[BEGIN THE RECORDS]
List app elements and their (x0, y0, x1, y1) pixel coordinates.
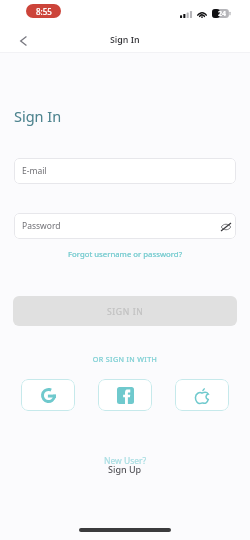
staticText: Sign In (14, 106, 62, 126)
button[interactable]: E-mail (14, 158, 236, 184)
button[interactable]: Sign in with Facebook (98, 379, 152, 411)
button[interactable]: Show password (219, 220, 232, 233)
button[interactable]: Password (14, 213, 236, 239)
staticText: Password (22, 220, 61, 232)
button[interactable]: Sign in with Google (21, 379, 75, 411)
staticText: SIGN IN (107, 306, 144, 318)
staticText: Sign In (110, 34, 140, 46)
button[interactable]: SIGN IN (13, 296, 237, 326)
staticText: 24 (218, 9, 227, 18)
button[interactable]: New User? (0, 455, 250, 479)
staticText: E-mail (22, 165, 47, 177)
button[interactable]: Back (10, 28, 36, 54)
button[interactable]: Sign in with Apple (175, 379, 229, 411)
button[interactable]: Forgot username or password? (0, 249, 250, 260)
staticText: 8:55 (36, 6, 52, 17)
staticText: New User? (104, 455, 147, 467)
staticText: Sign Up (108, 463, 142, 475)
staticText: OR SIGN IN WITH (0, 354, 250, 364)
[END THE RECORDS]
EXERCISE GOAL
Rewrite only the part of the records that opens with the line containing "staticText: Sign In (14, 106, 62, 126)" and closes with the line containing "staticText: SIGN IN (107, 306, 144, 318)" as a Markdown table with the columns Row and Line. Number each line in Row, and leave out any blank lines.

SOLUTION TO THE PROBLEM
| Row | Line |
|---|---|
| 1 | staticText: Sign In (14, 106, 62, 126) |
| 2 | button[interactable]: E-mail (14, 158, 236, 184) |
| 3 | button[interactable]: Sign in with Facebook (98, 379, 152, 411) |
| 4 | button[interactable]: Show password (219, 220, 232, 233) |
| 5 | button[interactable]: Password (14, 213, 236, 239) |
| 6 | staticText: Password (22, 220, 61, 232) |
| 7 | button[interactable]: Sign in with Google (21, 379, 75, 411) |
| 8 | staticText: SIGN IN (107, 306, 144, 318) |